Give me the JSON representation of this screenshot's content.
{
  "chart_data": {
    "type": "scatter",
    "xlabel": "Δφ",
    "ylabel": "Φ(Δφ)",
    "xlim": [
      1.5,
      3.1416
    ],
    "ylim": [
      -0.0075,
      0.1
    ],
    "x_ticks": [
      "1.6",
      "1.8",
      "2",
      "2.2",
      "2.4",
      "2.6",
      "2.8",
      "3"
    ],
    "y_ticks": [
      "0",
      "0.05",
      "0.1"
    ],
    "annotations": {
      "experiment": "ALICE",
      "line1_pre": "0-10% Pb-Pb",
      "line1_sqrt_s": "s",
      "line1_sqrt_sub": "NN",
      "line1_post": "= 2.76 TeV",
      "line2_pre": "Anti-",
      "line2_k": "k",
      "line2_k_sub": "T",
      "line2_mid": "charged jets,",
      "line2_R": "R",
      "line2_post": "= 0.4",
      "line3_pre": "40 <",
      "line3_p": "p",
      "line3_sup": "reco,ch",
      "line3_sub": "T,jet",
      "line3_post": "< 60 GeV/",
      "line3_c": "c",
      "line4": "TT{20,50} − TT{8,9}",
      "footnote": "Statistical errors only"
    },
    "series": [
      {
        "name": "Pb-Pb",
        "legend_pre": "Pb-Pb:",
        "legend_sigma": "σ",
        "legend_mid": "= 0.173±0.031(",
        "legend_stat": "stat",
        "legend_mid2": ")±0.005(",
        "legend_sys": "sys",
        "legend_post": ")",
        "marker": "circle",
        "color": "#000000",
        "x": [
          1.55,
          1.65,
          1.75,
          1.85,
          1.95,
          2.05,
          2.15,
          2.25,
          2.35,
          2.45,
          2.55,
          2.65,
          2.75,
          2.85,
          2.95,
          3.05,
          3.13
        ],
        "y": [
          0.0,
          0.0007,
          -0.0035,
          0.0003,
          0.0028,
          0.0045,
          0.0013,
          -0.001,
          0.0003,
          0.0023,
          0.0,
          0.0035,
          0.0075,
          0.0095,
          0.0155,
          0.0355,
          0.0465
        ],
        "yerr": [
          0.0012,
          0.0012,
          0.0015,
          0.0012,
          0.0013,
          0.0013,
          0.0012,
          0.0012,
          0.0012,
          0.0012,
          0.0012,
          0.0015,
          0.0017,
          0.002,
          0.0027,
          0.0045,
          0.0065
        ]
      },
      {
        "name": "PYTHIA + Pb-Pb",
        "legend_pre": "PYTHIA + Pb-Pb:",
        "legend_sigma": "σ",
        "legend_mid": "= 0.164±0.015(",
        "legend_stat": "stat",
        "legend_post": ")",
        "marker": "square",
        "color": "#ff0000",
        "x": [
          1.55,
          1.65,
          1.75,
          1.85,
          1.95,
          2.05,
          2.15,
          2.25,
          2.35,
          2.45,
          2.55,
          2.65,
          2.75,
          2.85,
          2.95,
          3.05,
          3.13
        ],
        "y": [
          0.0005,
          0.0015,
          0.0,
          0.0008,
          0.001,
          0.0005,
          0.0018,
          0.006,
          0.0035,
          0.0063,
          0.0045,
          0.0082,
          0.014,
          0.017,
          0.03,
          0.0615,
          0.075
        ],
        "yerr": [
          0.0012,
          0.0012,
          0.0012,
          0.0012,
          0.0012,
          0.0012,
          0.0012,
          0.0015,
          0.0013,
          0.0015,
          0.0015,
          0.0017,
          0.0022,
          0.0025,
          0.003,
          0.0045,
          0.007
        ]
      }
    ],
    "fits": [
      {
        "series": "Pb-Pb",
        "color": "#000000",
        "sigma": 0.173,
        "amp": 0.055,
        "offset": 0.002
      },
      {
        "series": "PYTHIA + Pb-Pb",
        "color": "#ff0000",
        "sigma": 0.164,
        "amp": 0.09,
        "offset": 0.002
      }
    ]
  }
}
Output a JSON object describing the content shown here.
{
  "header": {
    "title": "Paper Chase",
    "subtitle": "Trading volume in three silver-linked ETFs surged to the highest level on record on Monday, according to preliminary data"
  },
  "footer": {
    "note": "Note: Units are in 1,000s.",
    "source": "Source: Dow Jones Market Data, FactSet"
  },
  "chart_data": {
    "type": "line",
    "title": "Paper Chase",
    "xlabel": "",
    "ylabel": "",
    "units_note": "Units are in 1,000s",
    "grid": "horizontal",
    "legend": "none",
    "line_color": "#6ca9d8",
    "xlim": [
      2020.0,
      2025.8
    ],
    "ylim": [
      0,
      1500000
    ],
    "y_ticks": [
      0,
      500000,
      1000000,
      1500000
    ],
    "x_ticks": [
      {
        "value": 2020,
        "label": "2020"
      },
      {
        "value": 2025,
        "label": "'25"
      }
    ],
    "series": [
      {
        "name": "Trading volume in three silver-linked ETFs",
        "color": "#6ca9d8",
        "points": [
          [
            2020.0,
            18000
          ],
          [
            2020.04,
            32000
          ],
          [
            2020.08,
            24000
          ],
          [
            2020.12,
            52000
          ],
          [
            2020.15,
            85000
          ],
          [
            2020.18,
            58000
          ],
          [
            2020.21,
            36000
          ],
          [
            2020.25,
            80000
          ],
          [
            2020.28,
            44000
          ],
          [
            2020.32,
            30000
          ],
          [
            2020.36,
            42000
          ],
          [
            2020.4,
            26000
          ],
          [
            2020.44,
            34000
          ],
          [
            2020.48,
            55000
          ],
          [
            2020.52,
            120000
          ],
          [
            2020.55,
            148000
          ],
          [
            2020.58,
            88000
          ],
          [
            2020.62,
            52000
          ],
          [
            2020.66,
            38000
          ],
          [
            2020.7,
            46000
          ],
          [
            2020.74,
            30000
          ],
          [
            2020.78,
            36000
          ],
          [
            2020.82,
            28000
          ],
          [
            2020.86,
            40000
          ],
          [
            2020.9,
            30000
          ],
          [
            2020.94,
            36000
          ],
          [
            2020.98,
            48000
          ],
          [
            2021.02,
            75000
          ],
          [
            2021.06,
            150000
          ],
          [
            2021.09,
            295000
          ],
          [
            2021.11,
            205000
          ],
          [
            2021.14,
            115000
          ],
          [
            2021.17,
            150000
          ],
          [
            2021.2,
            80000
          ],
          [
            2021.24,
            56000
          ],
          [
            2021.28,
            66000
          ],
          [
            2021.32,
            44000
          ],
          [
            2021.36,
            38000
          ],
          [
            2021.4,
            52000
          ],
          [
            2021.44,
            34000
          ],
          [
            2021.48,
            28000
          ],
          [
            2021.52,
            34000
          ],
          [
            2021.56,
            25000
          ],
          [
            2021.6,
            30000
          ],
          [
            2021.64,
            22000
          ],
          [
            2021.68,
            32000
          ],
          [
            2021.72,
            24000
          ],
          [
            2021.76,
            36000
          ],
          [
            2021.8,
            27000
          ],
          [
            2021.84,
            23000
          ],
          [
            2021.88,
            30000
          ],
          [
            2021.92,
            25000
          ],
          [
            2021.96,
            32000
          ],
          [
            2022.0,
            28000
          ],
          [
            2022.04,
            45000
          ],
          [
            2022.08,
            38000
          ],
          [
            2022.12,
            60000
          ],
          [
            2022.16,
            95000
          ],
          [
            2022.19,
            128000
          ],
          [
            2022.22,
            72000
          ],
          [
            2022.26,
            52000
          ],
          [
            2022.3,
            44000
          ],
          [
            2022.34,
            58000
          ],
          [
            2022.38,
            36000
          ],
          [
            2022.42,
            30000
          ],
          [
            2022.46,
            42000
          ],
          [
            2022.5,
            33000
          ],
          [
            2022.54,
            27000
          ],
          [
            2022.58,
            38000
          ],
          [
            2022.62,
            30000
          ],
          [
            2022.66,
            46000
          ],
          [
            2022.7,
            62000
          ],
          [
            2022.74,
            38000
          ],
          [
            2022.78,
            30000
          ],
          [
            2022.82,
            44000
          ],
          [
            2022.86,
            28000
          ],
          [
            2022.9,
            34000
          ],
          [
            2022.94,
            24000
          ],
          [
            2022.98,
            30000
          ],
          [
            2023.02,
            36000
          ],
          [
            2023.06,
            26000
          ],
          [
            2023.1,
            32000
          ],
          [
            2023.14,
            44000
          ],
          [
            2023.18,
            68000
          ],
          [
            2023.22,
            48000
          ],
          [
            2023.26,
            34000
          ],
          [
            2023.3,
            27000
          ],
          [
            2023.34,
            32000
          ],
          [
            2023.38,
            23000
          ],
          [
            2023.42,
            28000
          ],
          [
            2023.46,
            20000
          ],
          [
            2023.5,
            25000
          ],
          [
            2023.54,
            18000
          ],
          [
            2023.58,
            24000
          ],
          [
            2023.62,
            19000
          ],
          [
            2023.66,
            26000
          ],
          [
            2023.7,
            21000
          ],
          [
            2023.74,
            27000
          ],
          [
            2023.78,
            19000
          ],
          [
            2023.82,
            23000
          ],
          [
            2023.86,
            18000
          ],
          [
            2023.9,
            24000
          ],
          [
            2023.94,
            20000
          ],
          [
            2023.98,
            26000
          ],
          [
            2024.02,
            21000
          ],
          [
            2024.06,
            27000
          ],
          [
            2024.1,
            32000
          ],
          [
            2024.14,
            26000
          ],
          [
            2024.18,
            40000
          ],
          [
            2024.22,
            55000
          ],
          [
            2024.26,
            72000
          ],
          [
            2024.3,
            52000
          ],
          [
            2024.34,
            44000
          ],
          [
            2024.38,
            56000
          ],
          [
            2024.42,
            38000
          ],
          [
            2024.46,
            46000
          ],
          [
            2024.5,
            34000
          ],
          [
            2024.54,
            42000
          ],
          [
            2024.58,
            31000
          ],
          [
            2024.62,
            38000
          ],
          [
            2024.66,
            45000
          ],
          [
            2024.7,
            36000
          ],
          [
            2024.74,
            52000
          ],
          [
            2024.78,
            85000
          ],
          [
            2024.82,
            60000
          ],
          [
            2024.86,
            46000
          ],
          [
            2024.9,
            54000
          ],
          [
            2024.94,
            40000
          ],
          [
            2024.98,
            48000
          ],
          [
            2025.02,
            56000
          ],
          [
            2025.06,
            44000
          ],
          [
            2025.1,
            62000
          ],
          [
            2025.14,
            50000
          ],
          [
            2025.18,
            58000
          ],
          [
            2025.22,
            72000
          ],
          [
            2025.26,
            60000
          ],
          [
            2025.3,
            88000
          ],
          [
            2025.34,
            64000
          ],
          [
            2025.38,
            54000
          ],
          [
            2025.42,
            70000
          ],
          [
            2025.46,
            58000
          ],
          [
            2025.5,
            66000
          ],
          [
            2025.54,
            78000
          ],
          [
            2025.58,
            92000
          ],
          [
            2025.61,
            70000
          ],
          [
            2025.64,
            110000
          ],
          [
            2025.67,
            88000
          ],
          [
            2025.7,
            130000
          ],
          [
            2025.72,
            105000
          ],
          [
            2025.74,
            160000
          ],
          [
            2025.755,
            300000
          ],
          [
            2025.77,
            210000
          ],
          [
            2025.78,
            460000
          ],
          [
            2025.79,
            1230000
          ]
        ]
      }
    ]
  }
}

INSTRUCTION: Show all lines from the records above where the word "PYTHIA" occurs.

SOLUTION TO THIS PROBLEM:
        "name": "PYTHIA + Pb-Pb",
        "legend_pre": "PYTHIA + Pb-Pb:",
        "series": "PYTHIA + Pb-Pb",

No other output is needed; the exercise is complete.